=== The input ===
════════════════

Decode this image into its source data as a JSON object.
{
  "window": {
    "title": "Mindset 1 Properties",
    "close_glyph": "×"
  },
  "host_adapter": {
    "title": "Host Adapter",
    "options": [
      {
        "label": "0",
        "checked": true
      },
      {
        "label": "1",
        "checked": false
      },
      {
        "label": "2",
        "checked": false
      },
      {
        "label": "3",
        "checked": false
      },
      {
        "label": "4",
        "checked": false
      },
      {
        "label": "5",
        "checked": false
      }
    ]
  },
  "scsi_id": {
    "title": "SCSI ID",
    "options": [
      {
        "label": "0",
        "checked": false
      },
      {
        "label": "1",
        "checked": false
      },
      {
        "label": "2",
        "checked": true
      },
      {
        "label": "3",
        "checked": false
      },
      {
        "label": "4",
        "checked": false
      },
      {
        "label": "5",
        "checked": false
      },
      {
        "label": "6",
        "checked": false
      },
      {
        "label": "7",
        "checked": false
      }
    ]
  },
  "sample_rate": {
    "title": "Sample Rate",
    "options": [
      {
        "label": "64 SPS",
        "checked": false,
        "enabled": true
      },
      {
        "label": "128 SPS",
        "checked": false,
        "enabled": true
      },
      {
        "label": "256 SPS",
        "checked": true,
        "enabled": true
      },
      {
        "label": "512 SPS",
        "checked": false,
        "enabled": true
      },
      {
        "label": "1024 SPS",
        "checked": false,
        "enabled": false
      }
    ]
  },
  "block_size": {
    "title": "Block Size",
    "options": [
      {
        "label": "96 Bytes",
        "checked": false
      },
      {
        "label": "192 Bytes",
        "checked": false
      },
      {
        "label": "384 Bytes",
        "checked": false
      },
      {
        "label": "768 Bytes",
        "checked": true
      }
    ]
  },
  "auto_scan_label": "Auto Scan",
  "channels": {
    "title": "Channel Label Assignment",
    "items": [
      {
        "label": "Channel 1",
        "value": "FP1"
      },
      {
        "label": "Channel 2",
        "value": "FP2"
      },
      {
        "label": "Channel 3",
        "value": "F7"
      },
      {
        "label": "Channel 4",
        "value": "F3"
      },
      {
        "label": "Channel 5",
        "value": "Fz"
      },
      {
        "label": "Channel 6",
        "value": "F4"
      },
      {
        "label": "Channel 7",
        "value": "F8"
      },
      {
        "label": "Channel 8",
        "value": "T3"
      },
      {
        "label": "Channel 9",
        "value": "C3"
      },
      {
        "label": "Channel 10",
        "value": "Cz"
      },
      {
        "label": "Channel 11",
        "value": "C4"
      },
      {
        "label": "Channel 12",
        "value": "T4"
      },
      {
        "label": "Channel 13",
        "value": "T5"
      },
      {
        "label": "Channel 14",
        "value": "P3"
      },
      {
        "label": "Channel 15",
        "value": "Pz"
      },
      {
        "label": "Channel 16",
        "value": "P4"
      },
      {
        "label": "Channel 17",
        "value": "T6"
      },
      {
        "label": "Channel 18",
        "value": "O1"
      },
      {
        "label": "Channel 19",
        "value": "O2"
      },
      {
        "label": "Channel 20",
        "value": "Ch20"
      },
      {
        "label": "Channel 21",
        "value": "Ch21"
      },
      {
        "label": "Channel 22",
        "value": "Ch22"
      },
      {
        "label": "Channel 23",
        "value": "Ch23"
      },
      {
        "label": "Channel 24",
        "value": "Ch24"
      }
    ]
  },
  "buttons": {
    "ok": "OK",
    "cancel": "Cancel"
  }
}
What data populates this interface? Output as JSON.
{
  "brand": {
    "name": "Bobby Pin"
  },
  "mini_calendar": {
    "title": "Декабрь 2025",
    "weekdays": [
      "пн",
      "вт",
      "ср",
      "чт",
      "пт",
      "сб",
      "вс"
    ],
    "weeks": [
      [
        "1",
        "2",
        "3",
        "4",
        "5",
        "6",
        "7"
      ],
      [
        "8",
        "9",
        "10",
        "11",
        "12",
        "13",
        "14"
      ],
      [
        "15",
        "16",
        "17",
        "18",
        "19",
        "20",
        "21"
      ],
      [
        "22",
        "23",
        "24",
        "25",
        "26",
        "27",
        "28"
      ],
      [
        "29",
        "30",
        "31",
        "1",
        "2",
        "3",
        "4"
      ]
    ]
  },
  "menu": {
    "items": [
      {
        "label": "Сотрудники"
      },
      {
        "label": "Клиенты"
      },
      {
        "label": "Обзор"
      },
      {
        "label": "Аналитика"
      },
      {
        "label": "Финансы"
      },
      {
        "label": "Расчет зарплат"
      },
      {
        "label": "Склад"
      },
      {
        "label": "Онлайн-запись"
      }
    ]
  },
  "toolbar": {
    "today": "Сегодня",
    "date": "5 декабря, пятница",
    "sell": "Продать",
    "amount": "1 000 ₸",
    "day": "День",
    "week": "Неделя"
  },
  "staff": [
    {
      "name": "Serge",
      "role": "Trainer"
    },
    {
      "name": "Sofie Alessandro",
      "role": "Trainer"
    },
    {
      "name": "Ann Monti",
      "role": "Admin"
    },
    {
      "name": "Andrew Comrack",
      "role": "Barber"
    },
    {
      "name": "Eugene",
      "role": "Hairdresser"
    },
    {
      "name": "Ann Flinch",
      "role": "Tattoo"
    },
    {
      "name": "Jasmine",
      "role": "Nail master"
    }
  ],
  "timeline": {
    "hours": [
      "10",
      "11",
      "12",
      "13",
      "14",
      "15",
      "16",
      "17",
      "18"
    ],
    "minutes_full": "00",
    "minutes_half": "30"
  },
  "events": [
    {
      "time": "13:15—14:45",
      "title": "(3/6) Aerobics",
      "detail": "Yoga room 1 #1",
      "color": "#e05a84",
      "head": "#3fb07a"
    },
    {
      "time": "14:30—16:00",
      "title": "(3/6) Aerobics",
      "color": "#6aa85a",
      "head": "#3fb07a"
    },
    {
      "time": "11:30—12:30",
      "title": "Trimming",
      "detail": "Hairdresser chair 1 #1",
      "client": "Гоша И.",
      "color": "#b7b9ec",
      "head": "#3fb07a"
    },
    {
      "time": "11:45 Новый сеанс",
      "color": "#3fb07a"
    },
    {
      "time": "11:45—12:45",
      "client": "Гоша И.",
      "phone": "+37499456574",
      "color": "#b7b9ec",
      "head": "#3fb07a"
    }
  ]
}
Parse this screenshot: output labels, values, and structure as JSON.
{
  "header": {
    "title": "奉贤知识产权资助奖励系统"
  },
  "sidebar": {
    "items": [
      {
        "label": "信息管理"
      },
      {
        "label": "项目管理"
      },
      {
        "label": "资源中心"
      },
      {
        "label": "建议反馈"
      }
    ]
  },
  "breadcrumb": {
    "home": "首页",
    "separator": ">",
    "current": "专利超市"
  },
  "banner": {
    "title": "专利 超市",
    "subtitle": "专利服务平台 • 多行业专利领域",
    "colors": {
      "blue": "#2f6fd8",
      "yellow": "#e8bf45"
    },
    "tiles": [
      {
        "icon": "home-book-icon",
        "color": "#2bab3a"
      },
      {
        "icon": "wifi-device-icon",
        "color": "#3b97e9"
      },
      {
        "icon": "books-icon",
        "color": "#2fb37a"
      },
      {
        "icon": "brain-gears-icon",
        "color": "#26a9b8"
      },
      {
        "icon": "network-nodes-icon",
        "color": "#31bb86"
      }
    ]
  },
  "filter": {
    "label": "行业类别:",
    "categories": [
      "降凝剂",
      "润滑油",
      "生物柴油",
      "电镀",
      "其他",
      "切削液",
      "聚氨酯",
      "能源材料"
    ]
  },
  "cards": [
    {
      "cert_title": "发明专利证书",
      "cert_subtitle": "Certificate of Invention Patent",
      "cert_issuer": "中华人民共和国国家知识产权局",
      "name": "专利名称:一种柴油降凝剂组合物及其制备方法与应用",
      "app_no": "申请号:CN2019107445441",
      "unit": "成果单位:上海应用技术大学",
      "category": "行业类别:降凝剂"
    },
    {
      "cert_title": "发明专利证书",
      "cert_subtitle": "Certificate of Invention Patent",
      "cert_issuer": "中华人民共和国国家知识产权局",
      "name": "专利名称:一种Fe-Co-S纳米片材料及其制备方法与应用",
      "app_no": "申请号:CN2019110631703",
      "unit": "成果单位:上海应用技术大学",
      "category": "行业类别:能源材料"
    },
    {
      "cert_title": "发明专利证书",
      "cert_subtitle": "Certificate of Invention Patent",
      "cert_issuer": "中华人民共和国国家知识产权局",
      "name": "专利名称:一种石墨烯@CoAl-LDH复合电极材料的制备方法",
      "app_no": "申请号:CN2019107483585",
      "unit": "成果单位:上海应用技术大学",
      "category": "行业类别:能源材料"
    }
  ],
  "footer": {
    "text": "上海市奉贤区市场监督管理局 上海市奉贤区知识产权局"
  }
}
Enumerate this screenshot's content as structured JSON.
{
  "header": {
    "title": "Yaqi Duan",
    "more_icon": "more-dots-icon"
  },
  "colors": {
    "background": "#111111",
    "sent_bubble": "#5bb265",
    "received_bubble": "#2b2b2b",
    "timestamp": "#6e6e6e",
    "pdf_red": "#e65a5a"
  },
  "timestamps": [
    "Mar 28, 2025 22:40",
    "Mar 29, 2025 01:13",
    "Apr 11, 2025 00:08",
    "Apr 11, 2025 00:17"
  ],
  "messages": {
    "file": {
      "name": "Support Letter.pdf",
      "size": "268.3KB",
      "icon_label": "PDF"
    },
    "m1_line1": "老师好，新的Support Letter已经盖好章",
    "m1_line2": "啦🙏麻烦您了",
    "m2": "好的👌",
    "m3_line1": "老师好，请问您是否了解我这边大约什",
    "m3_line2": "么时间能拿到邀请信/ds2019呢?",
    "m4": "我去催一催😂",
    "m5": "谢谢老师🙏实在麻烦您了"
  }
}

════════════════

=== Written task ===
Write out exactly the lines starting with the one that holds "Enumerate this screenshot's" and running through the last line above.

=== The answer ===
Enumerate this screenshot's content as structured JSON.
{
  "header": {
    "title": "Yaqi Duan",
    "more_icon": "more-dots-icon"
  },
  "colors": {
    "background": "#111111",
    "sent_bubble": "#5bb265",
    "received_bubble": "#2b2b2b",
    "timestamp": "#6e6e6e",
    "pdf_red": "#e65a5a"
  },
  "timestamps": [
    "Mar 28, 2025 22:40",
    "Mar 29, 2025 01:13",
    "Apr 11, 2025 00:08",
    "Apr 11, 2025 00:17"
  ],
  "messages": {
    "file": {
      "name": "Support Letter.pdf",
      "size": "268.3KB",
      "icon_label": "PDF"
    },
    "m1_line1": "老师好，新的Support Letter已经盖好章",
    "m1_line2": "啦🙏麻烦您了",
    "m2": "好的👌",
    "m3_line1": "老师好，请问您是否了解我这边大约什",
    "m3_line2": "么时间能拿到邀请信/ds2019呢?",
    "m4": "我去催一催😂",
    "m5": "谢谢老师🙏实在麻烦您了"
  }
}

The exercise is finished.